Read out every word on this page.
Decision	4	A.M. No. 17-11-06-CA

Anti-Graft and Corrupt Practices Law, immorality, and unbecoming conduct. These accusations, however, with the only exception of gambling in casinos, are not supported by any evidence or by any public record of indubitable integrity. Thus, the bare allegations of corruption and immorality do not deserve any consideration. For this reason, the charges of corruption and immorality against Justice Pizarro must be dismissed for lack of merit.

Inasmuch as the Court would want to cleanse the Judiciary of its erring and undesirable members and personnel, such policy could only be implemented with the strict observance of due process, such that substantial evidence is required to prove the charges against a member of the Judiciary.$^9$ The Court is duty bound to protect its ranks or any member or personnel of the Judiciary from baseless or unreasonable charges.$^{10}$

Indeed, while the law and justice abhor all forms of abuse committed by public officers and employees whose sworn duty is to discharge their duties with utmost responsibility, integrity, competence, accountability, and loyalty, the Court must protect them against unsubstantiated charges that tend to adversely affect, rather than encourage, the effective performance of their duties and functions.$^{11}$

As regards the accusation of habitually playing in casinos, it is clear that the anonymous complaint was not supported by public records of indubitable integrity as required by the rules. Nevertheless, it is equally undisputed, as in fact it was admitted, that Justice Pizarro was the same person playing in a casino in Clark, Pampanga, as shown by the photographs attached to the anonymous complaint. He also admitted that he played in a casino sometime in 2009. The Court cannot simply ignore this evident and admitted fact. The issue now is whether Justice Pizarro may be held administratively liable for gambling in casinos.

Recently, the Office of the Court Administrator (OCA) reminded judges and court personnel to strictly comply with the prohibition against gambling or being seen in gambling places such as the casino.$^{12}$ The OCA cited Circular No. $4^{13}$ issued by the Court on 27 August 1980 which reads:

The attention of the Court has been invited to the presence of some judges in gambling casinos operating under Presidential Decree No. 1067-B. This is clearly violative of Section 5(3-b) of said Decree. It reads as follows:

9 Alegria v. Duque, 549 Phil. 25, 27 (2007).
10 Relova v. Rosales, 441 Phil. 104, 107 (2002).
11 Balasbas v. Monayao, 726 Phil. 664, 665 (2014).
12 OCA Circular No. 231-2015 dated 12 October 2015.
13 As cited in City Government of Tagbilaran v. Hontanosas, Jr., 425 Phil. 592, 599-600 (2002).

━━━

- _What to do_:
Return each line among the entries that holds the word "judges".

- _Answer below_:
Recently, the Office of the Court Administrator (OCA) reminded judges and court personnel to strictly comply with the prohibition against gambling or being seen in gambling places such as the casino.$^{12}$ The OCA cited Circular No. $4^{13}$ issued by the Court on 27 August 1980 which reads:
The attention of the Court has been invited to the presence of some judges in gambling casinos operating under Presidential Decree No. 1067-B. This is clearly violative of Section 5(3-b) of said Decree. It reads as follows:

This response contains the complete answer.